Instructions to follow: Your task is to repeat the listing exactly.
** START OF Records **
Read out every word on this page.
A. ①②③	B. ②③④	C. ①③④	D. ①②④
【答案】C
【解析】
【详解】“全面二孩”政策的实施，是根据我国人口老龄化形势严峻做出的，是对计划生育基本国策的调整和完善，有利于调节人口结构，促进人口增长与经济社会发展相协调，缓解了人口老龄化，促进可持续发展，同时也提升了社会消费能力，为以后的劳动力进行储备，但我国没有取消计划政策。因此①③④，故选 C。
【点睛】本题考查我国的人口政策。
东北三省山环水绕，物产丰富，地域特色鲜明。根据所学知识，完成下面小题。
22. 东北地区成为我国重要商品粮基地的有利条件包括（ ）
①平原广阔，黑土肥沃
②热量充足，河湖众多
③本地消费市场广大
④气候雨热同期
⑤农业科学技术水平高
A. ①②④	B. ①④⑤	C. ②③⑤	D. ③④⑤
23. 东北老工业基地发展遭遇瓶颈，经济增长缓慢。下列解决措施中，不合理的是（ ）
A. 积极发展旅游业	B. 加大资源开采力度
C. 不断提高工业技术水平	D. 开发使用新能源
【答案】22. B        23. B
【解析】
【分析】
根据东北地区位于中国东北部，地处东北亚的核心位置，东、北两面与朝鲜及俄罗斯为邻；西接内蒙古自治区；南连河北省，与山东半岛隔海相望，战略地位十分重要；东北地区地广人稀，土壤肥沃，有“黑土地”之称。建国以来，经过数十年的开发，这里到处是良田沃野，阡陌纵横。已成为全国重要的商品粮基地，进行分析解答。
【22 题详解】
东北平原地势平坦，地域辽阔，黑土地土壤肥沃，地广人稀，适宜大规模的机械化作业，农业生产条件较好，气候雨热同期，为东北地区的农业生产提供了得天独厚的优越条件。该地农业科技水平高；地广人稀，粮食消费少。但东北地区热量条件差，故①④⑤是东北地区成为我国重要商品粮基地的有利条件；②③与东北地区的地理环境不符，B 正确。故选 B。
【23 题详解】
** END OF Records **
Exercise response:
Read out every word on this page.
A. ①②③	B. ②③④	C. ①③④	D. ①②④
【答案】C
【解析】
【详解】“全面二孩”政策的实施，是根据我国人口老龄化形势严峻做出的，是对计划生育基本国策的调整和完善，有利于调节人口结构，促进人口增长与经济社会发展相协调，缓解了人口老龄化，促进可持续发展，同时也提升了社会消费能力，为以后的劳动力进行储备，但我国没有取消计划政策。因此①③④，故选 C。
【点睛】本题考查我国的人口政策。
东北三省山环水绕，物产丰富，地域特色鲜明。根据所学知识，完成下面小题。
22. 东北地区成为我国重要商品粮基地的有利条件包括（ ）
①平原广阔，黑土肥沃
②热量充足，河湖众多
③本地消费市场广大
④气候雨热同期
⑤农业科学技术水平高
A. ①②④	B. ①④⑤	C. ②③⑤	D. ③④⑤
23. 东北老工业基地发展遭遇瓶颈，经济增长缓慢。下列解决措施中，不合理的是（ ）
A. 积极发展旅游业	B. 加大资源开采力度
C. 不断提高工业技术水平	D. 开发使用新能源
【答案】22. B        23. B
【解析】
【分析】
根据东北地区位于中国东北部，地处东北亚的核心位置，东、北两面与朝鲜及俄罗斯为邻；西接内蒙古自治区；南连河北省，与山东半岛隔海相望，战略地位十分重要；东北地区地广人稀，土壤肥沃，有“黑土地”之称。建国以来，经过数十年的开发，这里到处是良田沃野，阡陌纵横。已成为全国重要的商品粮基地，进行分析解答。
【22 题详解】
东北平原地势平坦，地域辽阔，黑土地土壤肥沃，地广人稀，适宜大规模的机械化作业，农业生产条件较好，气候雨热同期，为东北地区的农业生产提供了得天独厚的优越条件。该地农业科技水平高；地广人稀，粮食消费少。但东北地区热量条件差，故①④⑤是东北地区成为我国重要商品粮基地的有利条件；②③与东北地区的地理环境不符，B 正确。故选 B。
【23 题详解】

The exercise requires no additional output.